#### What to produce
Search the data for the string "Orthodontics" and extract every line where it appears.

[Records from a collection]
*-*-*
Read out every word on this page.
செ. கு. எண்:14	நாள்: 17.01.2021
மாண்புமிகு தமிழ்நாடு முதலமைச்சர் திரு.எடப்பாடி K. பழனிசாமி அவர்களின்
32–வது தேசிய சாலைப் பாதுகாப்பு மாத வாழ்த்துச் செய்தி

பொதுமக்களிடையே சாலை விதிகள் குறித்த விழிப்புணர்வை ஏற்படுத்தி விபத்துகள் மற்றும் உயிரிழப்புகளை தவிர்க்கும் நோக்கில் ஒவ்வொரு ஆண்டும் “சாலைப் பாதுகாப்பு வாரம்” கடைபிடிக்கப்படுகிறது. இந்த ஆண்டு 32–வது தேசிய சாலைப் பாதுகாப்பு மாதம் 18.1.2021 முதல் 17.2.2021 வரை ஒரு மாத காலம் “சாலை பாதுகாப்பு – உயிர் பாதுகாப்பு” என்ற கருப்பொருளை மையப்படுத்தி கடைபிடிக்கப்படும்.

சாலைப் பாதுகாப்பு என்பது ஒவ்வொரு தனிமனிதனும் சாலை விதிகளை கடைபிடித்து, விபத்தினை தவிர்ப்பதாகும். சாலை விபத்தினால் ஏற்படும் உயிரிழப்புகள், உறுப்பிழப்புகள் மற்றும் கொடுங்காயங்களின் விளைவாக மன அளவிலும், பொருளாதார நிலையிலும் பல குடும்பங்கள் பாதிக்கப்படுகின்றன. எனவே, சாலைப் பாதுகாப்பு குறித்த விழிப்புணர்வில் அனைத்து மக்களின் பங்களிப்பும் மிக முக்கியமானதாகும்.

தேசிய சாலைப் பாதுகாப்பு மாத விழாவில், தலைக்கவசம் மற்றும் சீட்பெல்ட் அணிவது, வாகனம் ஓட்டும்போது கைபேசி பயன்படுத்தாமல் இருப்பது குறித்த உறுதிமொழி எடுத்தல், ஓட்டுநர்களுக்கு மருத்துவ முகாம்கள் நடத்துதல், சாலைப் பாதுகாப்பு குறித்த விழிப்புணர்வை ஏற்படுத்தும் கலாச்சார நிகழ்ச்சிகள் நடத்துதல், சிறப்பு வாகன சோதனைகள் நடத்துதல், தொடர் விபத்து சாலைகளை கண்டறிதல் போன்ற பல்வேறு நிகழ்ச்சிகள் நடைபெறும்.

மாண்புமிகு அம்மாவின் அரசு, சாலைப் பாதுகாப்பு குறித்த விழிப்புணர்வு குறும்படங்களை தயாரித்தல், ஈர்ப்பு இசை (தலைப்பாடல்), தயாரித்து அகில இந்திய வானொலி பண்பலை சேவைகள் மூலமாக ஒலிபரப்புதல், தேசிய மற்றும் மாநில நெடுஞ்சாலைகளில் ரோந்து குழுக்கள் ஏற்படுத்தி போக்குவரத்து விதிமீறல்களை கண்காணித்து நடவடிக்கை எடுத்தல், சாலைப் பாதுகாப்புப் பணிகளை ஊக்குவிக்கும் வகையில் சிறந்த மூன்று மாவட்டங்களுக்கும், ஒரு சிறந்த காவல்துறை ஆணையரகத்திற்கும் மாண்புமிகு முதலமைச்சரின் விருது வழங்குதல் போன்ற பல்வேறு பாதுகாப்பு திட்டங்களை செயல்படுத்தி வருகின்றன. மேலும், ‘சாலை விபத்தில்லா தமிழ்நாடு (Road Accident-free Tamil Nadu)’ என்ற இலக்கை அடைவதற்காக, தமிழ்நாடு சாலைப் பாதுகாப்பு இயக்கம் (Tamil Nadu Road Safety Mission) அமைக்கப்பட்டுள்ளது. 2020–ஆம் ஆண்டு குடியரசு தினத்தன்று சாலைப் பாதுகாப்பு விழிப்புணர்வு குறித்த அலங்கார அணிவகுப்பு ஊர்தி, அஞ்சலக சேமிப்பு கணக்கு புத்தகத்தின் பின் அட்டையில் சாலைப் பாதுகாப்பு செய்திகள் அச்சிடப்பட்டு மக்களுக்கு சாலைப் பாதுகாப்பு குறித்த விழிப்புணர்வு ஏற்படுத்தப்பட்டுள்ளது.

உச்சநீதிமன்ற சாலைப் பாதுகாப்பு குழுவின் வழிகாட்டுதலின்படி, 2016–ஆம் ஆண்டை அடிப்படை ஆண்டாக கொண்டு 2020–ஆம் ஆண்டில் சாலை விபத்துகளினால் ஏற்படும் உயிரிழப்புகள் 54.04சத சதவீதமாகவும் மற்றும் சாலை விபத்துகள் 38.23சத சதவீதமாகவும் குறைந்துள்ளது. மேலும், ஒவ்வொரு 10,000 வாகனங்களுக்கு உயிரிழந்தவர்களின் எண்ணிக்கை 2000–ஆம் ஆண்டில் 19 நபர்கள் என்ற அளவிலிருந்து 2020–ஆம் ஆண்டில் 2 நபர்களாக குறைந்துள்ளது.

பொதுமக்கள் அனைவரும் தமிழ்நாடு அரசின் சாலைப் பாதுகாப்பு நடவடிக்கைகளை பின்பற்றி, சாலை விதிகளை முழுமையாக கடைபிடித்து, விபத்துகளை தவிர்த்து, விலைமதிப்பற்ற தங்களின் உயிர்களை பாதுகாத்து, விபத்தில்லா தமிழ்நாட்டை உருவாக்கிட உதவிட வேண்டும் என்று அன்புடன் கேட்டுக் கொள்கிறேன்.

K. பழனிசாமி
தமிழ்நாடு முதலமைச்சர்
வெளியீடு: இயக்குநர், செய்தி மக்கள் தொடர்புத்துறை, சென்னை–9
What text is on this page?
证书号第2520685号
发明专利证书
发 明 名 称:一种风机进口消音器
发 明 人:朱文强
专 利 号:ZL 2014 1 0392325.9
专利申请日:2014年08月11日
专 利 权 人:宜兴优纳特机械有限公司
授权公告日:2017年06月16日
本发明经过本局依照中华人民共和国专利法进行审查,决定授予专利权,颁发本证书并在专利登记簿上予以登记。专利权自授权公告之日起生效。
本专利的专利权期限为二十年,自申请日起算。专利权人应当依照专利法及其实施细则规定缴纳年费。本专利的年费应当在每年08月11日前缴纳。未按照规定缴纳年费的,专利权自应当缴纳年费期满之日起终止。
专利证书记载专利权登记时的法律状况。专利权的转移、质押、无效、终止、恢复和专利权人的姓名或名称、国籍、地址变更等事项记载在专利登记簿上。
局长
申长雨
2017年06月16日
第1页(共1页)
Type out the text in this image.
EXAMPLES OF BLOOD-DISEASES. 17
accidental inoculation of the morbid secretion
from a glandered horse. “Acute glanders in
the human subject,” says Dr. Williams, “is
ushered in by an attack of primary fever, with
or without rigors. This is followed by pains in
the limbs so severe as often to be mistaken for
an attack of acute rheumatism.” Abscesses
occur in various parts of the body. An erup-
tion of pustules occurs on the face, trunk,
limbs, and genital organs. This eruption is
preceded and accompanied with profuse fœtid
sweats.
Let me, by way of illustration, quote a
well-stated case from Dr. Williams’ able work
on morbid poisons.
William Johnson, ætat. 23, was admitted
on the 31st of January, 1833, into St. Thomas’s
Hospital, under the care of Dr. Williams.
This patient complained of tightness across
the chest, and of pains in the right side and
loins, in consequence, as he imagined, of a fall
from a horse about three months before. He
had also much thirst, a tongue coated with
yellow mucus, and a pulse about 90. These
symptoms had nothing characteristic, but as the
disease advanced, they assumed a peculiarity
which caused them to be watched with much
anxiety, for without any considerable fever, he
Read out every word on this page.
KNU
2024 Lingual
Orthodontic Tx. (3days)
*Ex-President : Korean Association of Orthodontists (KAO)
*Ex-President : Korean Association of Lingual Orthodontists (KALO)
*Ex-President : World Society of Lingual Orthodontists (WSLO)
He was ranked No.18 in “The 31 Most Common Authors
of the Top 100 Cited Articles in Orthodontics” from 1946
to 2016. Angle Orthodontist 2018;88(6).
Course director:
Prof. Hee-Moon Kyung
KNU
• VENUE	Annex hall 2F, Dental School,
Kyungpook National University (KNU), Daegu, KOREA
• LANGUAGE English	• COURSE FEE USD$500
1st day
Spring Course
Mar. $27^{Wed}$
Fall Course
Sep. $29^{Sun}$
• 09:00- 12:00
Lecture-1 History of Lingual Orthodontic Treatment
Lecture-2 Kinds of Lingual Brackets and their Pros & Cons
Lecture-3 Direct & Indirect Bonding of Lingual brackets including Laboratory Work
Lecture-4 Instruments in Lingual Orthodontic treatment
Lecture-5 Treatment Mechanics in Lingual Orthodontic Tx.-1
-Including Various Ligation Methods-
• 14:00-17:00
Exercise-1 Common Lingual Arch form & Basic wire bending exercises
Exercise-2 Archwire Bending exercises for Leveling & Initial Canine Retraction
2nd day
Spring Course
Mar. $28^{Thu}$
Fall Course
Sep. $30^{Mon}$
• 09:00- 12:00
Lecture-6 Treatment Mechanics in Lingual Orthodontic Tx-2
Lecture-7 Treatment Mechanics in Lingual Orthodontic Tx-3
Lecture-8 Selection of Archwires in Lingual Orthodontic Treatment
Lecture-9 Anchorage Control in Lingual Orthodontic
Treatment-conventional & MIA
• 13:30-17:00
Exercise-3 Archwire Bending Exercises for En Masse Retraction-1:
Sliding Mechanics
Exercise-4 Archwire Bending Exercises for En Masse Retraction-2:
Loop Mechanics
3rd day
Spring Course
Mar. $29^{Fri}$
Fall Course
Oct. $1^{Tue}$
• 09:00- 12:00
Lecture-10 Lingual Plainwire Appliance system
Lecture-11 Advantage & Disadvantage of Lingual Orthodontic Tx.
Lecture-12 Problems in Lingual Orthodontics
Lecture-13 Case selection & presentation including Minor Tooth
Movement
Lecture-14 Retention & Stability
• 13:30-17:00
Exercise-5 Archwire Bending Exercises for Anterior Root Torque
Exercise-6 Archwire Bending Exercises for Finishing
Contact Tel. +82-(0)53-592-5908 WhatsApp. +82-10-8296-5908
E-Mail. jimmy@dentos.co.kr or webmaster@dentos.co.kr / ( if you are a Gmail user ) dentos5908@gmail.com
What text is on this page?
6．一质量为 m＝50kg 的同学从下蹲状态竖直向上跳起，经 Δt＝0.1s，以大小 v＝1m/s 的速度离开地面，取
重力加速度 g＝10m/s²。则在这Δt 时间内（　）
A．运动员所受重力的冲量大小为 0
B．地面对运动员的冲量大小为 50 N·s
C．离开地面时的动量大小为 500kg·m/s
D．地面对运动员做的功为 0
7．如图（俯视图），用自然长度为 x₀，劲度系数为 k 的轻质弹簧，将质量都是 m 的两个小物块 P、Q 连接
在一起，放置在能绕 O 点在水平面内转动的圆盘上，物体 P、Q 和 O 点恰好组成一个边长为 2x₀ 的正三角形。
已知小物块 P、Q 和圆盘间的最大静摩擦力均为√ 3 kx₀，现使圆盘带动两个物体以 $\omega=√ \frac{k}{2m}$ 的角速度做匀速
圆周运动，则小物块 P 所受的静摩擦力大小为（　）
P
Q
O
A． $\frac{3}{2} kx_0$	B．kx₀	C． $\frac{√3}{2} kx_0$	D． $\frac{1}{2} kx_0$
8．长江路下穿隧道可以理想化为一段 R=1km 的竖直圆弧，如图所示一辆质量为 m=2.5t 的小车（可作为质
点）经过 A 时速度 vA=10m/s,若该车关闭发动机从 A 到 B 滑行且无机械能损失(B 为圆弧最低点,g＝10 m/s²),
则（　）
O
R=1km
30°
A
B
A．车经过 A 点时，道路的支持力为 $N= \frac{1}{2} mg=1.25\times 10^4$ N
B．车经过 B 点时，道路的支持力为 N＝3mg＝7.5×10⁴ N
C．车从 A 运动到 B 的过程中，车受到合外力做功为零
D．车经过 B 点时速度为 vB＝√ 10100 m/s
*-*-*
#### Answer to this problem
of the Top 100 Cited Articles in Orthodontics” from 1946
Lecture-12 Problems in Lingual Orthodontics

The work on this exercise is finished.